And -- and therefore, we have to treat each other as absolutely irreplace-

able. And we can never be expressed by numbers. And nothing what can be expressed by numbers seems to come under your notion of reason. And therefore, Sir, since your reason only applies to things, and my reason applies to people, there is no compromise possible.

(I'm raising -- I'm raising is the -- greater -- and I hope it's the greater question. I'm raising the question then of not just the mechanical rationalism of life, but I'm saying there must be a context in which you'd say -- which you will conclude that life tends to be orderly or harmonious. And forgetting about the mechanical beast, and -- behind what you say about the future, about man moving on towards some path -- in some path towards some goal, there must be a sense of order, a sense of balance. But there -- the way we are going is -- I like to use the word in an orderly, methodical way, that we are not -- we have a kind of obligation. I'm saying now from whence does come your notion that life becomes -- becomes now harmonious?)

It doesn't become harmonious, but life becomes explicit. You see, love, when it reaches a certain stage of maturity, has to be declared. Order, when it becomes conscious, has to be made into law. Our process is one of articulation, as I tried to s- -- tell you: it is incarnation. The more and more life goes on, the more it wants to become explicit. Peace has to be concluded. Love has to be declared. Laws have to be stated. And since all rationalists omit this whole process of becoming explicit, and think that's just looking at things, in an analysis, because things do not hear what we say about them, but you see, I have to speak to this audience in such a way that you understand that I'm speaking to you, that you can accept this, more or less, even -- under protest, because you feel that I'm -- at the same time that I'm trying to be explicit or -- over the truth, trying to speak to you. No rationalist has any explanation what it means to speak to people. He's -- thinks he -- puts some equation on the blackboard and then everybody, you see, is under this equation, is -- contained. I'm not interested in this kind of thinking. That's all only good for chemicals.

RECORDS PROVIDED:
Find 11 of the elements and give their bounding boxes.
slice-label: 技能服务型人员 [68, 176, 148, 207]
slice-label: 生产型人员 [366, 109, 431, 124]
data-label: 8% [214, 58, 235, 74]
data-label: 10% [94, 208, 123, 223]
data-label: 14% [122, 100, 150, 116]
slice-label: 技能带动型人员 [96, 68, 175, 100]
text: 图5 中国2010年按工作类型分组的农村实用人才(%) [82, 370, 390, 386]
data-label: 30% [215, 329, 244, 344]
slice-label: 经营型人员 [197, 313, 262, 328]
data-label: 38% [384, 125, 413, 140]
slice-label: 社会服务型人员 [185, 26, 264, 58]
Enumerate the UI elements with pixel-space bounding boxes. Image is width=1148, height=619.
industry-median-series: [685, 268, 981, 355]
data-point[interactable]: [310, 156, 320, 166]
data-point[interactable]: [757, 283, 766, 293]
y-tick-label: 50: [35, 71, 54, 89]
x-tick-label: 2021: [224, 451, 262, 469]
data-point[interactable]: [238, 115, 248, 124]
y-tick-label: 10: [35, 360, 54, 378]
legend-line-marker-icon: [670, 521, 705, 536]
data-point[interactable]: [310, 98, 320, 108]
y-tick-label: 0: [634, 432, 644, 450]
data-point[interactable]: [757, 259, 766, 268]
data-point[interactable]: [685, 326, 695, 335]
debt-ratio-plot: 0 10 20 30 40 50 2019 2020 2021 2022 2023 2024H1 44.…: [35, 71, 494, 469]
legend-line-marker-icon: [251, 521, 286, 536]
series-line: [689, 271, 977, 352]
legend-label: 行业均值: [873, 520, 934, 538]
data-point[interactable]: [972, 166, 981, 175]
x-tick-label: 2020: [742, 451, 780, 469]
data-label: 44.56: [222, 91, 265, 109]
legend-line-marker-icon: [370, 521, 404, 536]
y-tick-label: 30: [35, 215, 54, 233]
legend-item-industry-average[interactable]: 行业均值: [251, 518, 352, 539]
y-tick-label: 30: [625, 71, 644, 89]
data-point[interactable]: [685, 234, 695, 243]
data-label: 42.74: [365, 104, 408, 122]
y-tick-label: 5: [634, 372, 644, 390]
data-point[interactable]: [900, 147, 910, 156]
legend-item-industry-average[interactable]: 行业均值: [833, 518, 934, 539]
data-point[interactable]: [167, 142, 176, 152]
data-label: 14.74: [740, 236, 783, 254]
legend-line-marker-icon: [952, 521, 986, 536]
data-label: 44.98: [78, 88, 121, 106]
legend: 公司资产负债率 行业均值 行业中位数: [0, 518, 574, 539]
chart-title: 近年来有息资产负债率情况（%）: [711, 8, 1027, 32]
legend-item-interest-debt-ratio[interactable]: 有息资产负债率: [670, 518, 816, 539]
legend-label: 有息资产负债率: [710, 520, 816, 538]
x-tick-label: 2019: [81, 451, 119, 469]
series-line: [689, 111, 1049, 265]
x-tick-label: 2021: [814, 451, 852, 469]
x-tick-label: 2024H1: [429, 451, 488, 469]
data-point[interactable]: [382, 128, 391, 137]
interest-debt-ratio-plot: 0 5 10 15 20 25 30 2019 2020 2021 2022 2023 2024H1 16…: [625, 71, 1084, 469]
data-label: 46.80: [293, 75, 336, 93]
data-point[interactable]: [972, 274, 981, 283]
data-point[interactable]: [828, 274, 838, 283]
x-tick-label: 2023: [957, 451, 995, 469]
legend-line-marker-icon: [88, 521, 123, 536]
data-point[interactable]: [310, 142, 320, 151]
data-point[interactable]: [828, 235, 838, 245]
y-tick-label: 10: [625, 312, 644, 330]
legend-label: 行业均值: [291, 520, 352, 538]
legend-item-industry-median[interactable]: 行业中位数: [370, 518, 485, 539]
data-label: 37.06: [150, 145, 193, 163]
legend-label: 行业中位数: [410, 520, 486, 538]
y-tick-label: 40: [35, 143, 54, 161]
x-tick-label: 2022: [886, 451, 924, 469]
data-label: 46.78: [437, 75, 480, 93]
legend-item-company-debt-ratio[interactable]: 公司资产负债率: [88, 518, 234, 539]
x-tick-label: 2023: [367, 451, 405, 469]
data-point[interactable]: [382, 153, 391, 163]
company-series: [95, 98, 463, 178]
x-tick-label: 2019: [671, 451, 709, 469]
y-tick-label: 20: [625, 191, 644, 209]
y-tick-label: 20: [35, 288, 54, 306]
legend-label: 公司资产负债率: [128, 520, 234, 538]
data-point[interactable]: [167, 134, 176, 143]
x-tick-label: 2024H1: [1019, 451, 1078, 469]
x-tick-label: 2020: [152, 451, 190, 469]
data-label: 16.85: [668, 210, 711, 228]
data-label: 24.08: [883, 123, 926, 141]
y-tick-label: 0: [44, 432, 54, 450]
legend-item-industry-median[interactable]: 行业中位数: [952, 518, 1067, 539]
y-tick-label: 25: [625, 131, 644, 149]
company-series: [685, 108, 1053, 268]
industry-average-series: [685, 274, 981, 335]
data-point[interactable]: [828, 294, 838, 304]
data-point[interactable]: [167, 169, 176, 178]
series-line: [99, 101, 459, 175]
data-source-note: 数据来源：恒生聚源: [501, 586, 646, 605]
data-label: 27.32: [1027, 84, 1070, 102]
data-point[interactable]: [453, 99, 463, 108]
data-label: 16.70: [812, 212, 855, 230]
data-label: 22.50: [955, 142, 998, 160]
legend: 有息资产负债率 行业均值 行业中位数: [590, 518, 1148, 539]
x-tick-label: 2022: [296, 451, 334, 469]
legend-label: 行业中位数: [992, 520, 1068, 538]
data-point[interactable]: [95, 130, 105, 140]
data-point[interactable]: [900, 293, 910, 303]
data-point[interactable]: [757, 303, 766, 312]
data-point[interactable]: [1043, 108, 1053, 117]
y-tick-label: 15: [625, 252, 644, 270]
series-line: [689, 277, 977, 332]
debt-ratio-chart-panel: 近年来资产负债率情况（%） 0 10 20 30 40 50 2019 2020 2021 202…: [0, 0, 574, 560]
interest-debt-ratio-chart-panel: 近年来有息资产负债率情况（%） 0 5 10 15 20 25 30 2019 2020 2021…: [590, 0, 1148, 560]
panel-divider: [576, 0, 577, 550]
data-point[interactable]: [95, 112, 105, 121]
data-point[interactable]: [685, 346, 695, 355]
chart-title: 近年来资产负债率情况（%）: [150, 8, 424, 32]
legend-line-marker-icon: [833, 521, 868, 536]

EXERCISE A:
From the excerpt, copy the part starting with "able. And we" and going on through "no compromise possible.".
EXERCISE B:
Using the excerpt, mark each statement yes or no and quote the words that decide it: (i) The speaker says that people can be expressed by numbers. (ii) The speaker says that order, once it becomes conscious, has to be made into law. (iii) The speaker agrees that life becomes harmonious.

ANSWER SPACE A:
able. And we can never be expressed by numbers. And nothing what can be expressed by numbers seems to come under your notion of reason. And therefore, Sir, since your reason only applies to things, and my reason applies to people, there is no compromise possible.

ANSWER SPACE B:
(i) No: "And we can never be expressed by numbers."
(ii) Yes: "Order, when it becomes conscious, has to be made into law."
(iii) No: "It doesn't become harmonious, but life becomes explicit."